- _REQUIREMENTS_: Determine how many lines include "Vietnamin". Give the number and nothing else.

[Figure contents as structured data]
^^^^^^^^

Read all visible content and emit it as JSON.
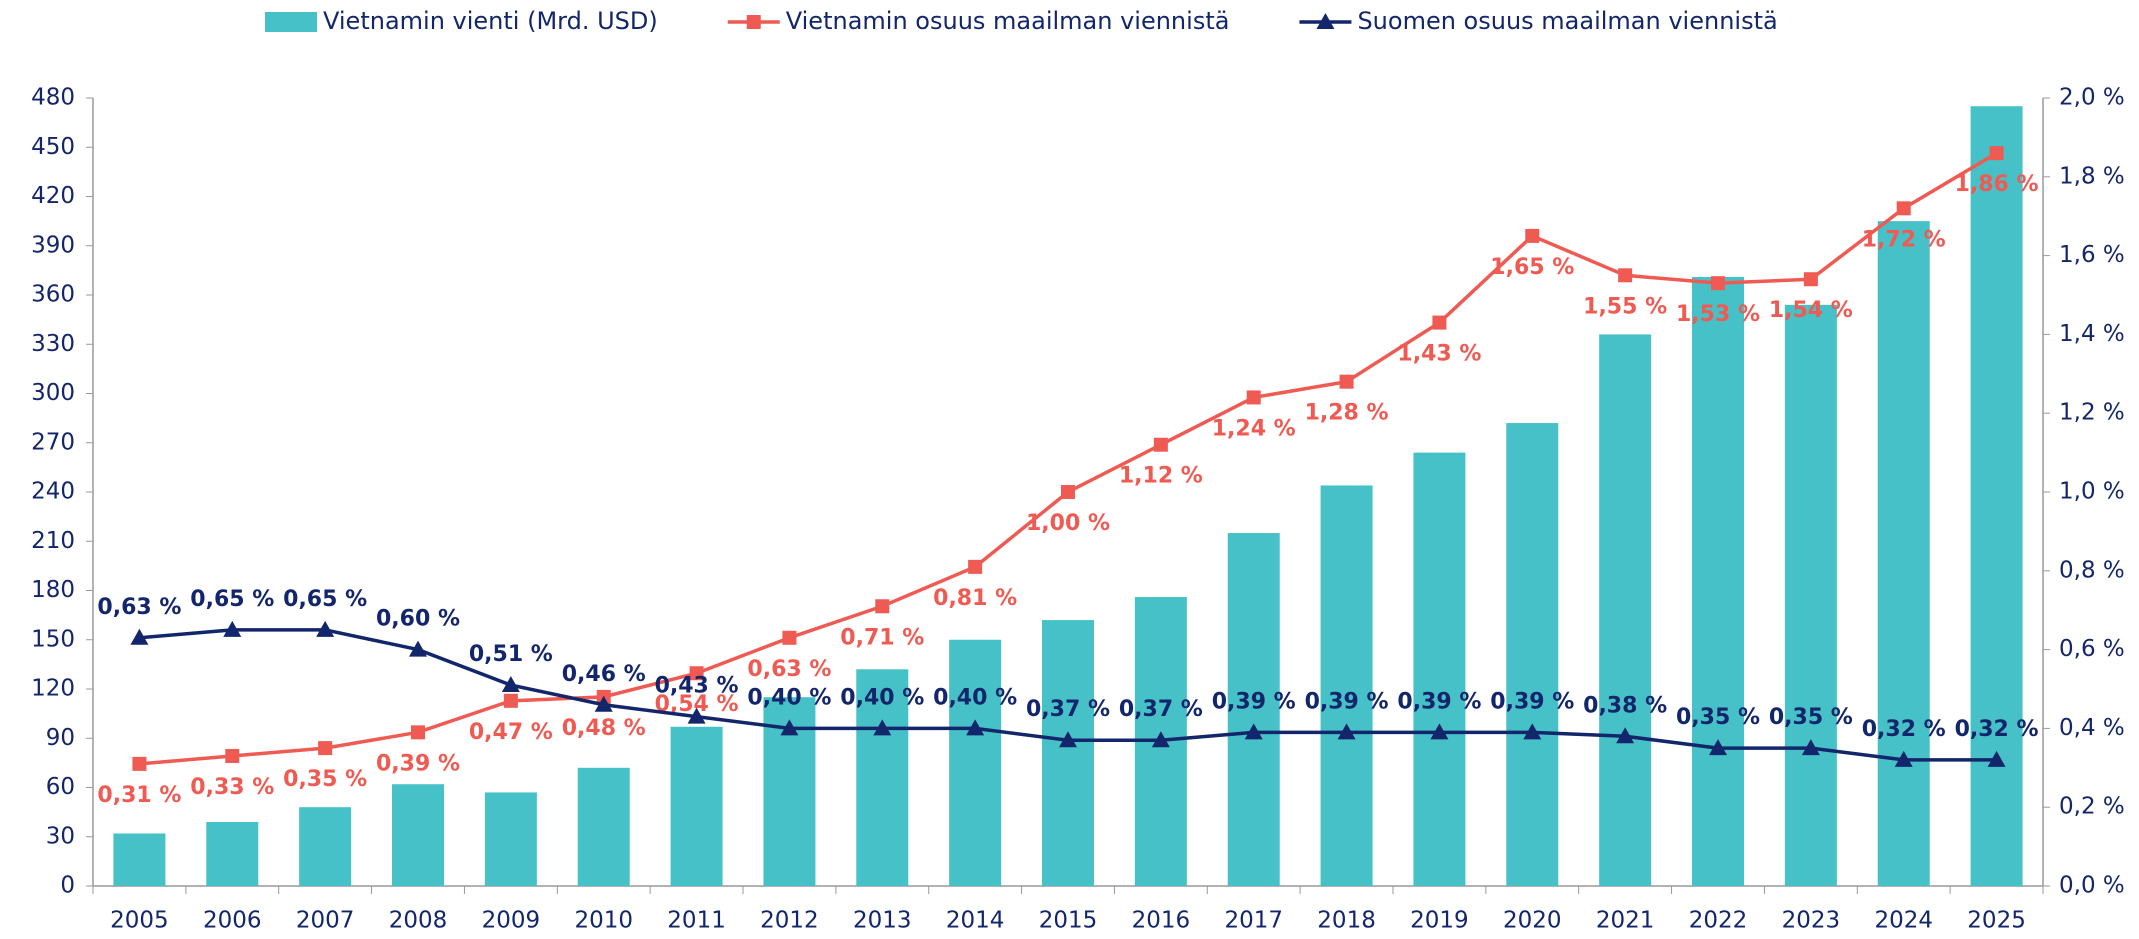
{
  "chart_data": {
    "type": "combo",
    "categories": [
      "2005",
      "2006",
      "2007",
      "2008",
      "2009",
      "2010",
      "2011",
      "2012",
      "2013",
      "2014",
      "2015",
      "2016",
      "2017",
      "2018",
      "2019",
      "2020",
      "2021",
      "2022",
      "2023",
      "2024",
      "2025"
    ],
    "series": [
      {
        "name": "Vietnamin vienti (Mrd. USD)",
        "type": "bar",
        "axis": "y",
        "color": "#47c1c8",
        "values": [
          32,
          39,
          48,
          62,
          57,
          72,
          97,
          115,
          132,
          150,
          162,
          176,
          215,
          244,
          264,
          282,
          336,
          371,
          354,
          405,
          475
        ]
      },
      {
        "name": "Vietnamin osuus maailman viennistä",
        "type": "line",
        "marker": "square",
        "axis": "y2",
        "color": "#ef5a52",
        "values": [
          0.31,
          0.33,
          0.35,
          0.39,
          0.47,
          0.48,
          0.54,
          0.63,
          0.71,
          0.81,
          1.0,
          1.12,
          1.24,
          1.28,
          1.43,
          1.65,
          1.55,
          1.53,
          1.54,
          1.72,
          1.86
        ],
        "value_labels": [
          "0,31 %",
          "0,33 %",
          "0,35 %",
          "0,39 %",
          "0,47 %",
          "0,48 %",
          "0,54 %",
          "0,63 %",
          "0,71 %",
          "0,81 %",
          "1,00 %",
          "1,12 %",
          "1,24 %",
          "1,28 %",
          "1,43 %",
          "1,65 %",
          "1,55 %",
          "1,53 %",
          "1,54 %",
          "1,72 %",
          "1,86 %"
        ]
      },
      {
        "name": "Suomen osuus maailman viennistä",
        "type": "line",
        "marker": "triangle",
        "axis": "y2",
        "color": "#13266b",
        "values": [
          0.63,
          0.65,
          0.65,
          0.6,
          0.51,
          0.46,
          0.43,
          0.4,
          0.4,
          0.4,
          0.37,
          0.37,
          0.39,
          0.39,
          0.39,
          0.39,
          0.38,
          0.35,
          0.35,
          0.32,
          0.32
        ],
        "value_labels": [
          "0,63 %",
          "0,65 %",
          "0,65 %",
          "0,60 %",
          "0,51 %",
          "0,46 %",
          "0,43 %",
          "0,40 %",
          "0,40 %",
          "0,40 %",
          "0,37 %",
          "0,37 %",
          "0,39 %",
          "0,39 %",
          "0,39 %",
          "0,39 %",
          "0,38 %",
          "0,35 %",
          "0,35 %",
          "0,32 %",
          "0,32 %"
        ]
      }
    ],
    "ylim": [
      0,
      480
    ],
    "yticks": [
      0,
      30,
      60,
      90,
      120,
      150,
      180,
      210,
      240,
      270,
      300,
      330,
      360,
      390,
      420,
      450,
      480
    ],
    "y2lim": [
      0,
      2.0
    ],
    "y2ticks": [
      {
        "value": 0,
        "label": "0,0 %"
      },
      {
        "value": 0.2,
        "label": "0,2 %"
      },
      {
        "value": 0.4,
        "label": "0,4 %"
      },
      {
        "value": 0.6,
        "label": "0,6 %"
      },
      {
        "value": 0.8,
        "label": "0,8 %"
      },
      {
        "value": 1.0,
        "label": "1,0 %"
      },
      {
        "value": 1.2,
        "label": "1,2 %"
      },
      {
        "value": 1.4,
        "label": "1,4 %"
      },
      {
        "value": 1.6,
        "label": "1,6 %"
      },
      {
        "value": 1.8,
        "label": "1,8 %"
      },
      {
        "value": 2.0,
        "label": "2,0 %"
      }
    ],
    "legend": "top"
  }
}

^^^^^^^^

- _THE OUTPUT_: 2